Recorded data

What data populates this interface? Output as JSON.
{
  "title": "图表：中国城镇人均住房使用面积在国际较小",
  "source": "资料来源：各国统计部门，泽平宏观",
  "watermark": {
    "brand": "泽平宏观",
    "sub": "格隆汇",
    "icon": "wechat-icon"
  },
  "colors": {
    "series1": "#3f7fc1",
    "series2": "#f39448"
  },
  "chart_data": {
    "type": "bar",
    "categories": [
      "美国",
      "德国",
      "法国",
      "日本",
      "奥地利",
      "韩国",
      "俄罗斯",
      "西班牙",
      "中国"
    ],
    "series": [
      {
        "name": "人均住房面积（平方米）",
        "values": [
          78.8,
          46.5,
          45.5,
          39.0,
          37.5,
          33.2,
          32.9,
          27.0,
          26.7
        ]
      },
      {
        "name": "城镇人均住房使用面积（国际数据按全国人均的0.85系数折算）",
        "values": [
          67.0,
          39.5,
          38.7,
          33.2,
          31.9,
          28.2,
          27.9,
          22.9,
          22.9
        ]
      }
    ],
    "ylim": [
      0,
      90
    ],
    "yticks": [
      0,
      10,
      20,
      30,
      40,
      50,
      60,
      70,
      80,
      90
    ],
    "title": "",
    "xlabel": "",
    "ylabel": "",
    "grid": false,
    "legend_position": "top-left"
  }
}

JOB
Using the listing above, retype each line exactly.

COMPLETE ANSWER
What data populates this interface? Output as JSON.
{
  "title": "图表：中国城镇人均住房使用面积在国际较小",
  "source": "资料来源：各国统计部门，泽平宏观",
  "watermark": {
    "brand": "泽平宏观",
    "sub": "格隆汇",
    "icon": "wechat-icon"
  },
  "colors": {
    "series1": "#3f7fc1",
    "series2": "#f39448"
  },
  "chart_data": {
    "type": "bar",
    "categories": [
      "美国",
      "德国",
      "法国",
      "日本",
      "奥地利",
      "韩国",
      "俄罗斯",
      "西班牙",
      "中国"
    ],
    "series": [
      {
        "name": "人均住房面积（平方米）",
        "values": [
          78.8,
          46.5,
          45.5,
          39.0,
          37.5,
          33.2,
          32.9,
          27.0,
          26.7
        ]
      },
      {
        "name": "城镇人均住房使用面积（国际数据按全国人均的0.85系数折算）",
        "values": [
          67.0,
          39.5,
          38.7,
          33.2,
          31.9,
          28.2,
          27.9,
          22.9,
          22.9
        ]
      }
    ],
    "ylim": [
      0,
      90
    ],
    "yticks": [
      0,
      10,
      20,
      30,
      40,
      50,
      60,
      70,
      80,
      90
    ],
    "title": "",
    "xlabel": "",
    "ylabel": "",
    "grid": false,
    "legend_position": "top-left"
  }
}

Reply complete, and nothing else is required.